→ What needs to be done: Write out all of the records precisely. Skip anything that is a picture.

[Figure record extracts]
>> BEGIN

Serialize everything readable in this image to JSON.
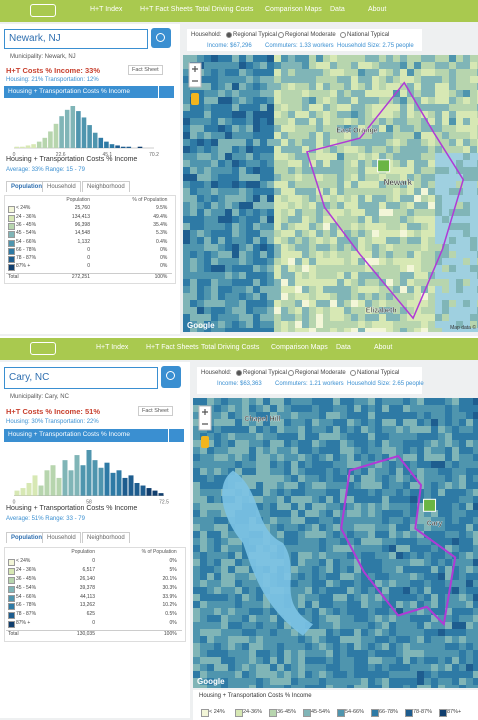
{
  "panels": [
    {
      "nav": [
        "H+T Index",
        "H+T Fact Sheets",
        "Total Driving Costs",
        "Comparison Maps",
        "Data",
        "About"
      ],
      "search": "Newark, NJ",
      "municipality": "Municipality: Newark, NJ",
      "headline": "H+T Costs % Income: 33%",
      "fact_sheet": "Fact Sheet",
      "breakdown": "Housing: 21% Transportation: 12%",
      "dropdown": "Housing + Transportation Costs % Income",
      "histogram": {
        "counts": [
          1,
          1,
          2,
          3,
          5,
          8,
          13,
          19,
          25,
          30,
          33,
          29,
          24,
          18,
          12,
          8,
          5,
          3,
          2,
          1,
          1,
          0,
          1,
          0,
          0
        ],
        "axis_labels": [
          "0",
          "22.6",
          "45.1",
          "70.2"
        ]
      },
      "metric_title": "Housing + Transportation Costs % Income",
      "stats": "Average: 33%   Range: 15 - 79",
      "tabs": [
        "Population",
        "Household",
        "Neighborhood"
      ],
      "table": {
        "columns": [
          "Population",
          "% of Population"
        ],
        "rows": [
          [
            "< 24%",
            "25,760",
            "9.5%"
          ],
          [
            "24 - 36%",
            "134,413",
            "49.4%"
          ],
          [
            "36 - 45%",
            "96,398",
            "35.4%"
          ],
          [
            "45 - 54%",
            "14,548",
            "5.3%"
          ],
          [
            "54 - 66%",
            "1,132",
            "0.4%"
          ],
          [
            "66 - 78%",
            "0",
            "0%"
          ],
          [
            "78 - 87%",
            "0",
            "0%"
          ],
          [
            "87% +",
            "0",
            "0%"
          ]
        ],
        "total": [
          "Total",
          "272,251",
          "100%"
        ]
      },
      "household_label": "Household:",
      "household_options": [
        "Regional Typical",
        "Regional Moderate",
        "National Typical"
      ],
      "income": "Income: $67,296",
      "commuters": "Commuters: 1.33 workers",
      "household_size": "Household Size: 2.75 people",
      "map_labels": [
        "East Orange",
        "Newark",
        "Elizabeth"
      ],
      "attribution": "Google",
      "map_data": "Map data ©"
    },
    {
      "nav": [
        "H+T Index",
        "H+T Fact Sheets",
        "Total Driving Costs",
        "Comparison Maps",
        "Data",
        "About"
      ],
      "search": "Cary, NC",
      "municipality": "Municipality: Cary, NC",
      "headline": "H+T Costs % Income: 51%",
      "fact_sheet": "Fact Sheet",
      "breakdown": "Housing: 30% Transportation: 22%",
      "dropdown": "Housing + Transportation Costs % Income",
      "histogram": {
        "counts": [
          2,
          3,
          5,
          8,
          4,
          10,
          12,
          7,
          14,
          10,
          16,
          12,
          18,
          14,
          11,
          13,
          9,
          10,
          7,
          8,
          5,
          4,
          3,
          2,
          1
        ],
        "axis_labels": [
          "0",
          "58",
          "72.5"
        ]
      },
      "metric_title": "Housing + Transportation Costs % Income",
      "stats": "Average: 51%   Range: 33 - 79",
      "tabs": [
        "Population",
        "Household",
        "Neighborhood"
      ],
      "table": {
        "columns": [
          "Population",
          "% of Population"
        ],
        "rows": [
          [
            "< 24%",
            "0",
            "0%"
          ],
          [
            "24 - 36%",
            "6,517",
            "5%"
          ],
          [
            "36 - 45%",
            "26,140",
            "20.1%"
          ],
          [
            "45 - 54%",
            "39,378",
            "30.3%"
          ],
          [
            "54 - 66%",
            "44,113",
            "33.9%"
          ],
          [
            "66 - 78%",
            "13,262",
            "10.2%"
          ],
          [
            "78 - 87%",
            "625",
            "0.5%"
          ],
          [
            "87% +",
            "0",
            "0%"
          ]
        ],
        "total": [
          "Total",
          "130,035",
          "100%"
        ]
      },
      "household_label": "Household:",
      "household_options": [
        "Regional Typical",
        "Regional Moderate",
        "National Typical"
      ],
      "income": "Income: $63,363",
      "commuters": "Commuters: 1.21 workers",
      "household_size": "Household Size: 2.65 people",
      "map_labels": [
        "Chapel Hill",
        "Cary"
      ],
      "attribution": "Google",
      "legend": {
        "title": "Housing + Transportation Costs % Income",
        "items": [
          "< 24%",
          "24-36%",
          "36-45%",
          "45-54%",
          "54-66%",
          "66-78%",
          "78-87%",
          "87%+"
        ]
      }
    }
  ]
}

>> END

→ Exercise answer:
Serialize everything readable in this image to JSON.
{
  "panels": [
    {
      "nav": [
        "H+T Index",
        "H+T Fact Sheets",
        "Total Driving Costs",
        "Comparison Maps",
        "Data",
        "About"
      ],
      "search": "Newark, NJ",
      "municipality": "Municipality: Newark, NJ",
      "headline": "H+T Costs % Income: 33%",
      "fact_sheet": "Fact Sheet",
      "breakdown": "Housing: 21% Transportation: 12%",
      "dropdown": "Housing + Transportation Costs % Income",
      "histogram": {
        "counts": [
          1,
          1,
          2,
          3,
          5,
          8,
          13,
          19,
          25,
          30,
          33,
          29,
          24,
          18,
          12,
          8,
          5,
          3,
          2,
          1,
          1,
          0,
          1,
          0,
          0
        ],
        "axis_labels": [
          "0",
          "22.6",
          "45.1",
          "70.2"
        ]
      },
      "metric_title": "Housing + Transportation Costs % Income",
      "stats": "Average: 33%   Range: 15 - 79",
      "tabs": [
        "Population",
        "Household",
        "Neighborhood"
      ],
      "table": {
        "columns": [
          "Population",
          "% of Population"
        ],
        "rows": [
          [
            "< 24%",
            "25,760",
            "9.5%"
          ],
          [
            "24 - 36%",
            "134,413",
            "49.4%"
          ],
          [
            "36 - 45%",
            "96,398",
            "35.4%"
          ],
          [
            "45 - 54%",
            "14,548",
            "5.3%"
          ],
          [
            "54 - 66%",
            "1,132",
            "0.4%"
          ],
          [
            "66 - 78%",
            "0",
            "0%"
          ],
          [
            "78 - 87%",
            "0",
            "0%"
          ],
          [
            "87% +",
            "0",
            "0%"
          ]
        ],
        "total": [
          "Total",
          "272,251",
          "100%"
        ]
      },
      "household_label": "Household:",
      "household_options": [
        "Regional Typical",
        "Regional Moderate",
        "National Typical"
      ],
      "income": "Income: $67,296",
      "commuters": "Commuters: 1.33 workers",
      "household_size": "Household Size: 2.75 people",
      "map_labels": [
        "East Orange",
        "Newark",
        "Elizabeth"
      ],
      "attribution": "Google",
      "map_data": "Map data ©"
    },
    {
      "nav": [
        "H+T Index",
        "H+T Fact Sheets",
        "Total Driving Costs",
        "Comparison Maps",
        "Data",
        "About"
      ],
      "search": "Cary, NC",
      "municipality": "Municipality: Cary, NC",
      "headline": "H+T Costs % Income: 51%",
      "fact_sheet": "Fact Sheet",
      "breakdown": "Housing: 30% Transportation: 22%",
      "dropdown": "Housing + Transportation Costs % Income",
      "histogram": {
        "counts": [
          2,
          3,
          5,
          8,
          4,
          10,
          12,
          7,
          14,
          10,
          16,
          12,
          18,
          14,
          11,
          13,
          9,
          10,
          7,
          8,
          5,
          4,
          3,
          2,
          1
        ],
        "axis_labels": [
          "0",
          "58",
          "72.5"
        ]
      },
      "metric_title": "Housing + Transportation Costs % Income",
      "stats": "Average: 51%   Range: 33 - 79",
      "tabs": [
        "Population",
        "Household",
        "Neighborhood"
      ],
      "table": {
        "columns": [
          "Population",
          "% of Population"
        ],
        "rows": [
          [
            "< 24%",
            "0",
            "0%"
          ],
          [
            "24 - 36%",
            "6,517",
            "5%"
          ],
          [
            "36 - 45%",
            "26,140",
            "20.1%"
          ],
          [
            "45 - 54%",
            "39,378",
            "30.3%"
          ],
          [
            "54 - 66%",
            "44,113",
            "33.9%"
          ],
          [
            "66 - 78%",
            "13,262",
            "10.2%"
          ],
          [
            "78 - 87%",
            "625",
            "0.5%"
          ],
          [
            "87% +",
            "0",
            "0%"
          ]
        ],
        "total": [
          "Total",
          "130,035",
          "100%"
        ]
      },
      "household_label": "Household:",
      "household_options": [
        "Regional Typical",
        "Regional Moderate",
        "National Typical"
      ],
      "income": "Income: $63,363",
      "commuters": "Commuters: 1.21 workers",
      "household_size": "Household Size: 2.65 people",
      "map_labels": [
        "Chapel Hill",
        "Cary"
      ],
      "attribution": "Google",
      "legend": {
        "title": "Housing + Transportation Costs % Income",
        "items": [
          "< 24%",
          "24-36%",
          "36-45%",
          "45-54%",
          "54-66%",
          "66-78%",
          "78-87%",
          "87%+"
        ]
      }
    }
  ]
}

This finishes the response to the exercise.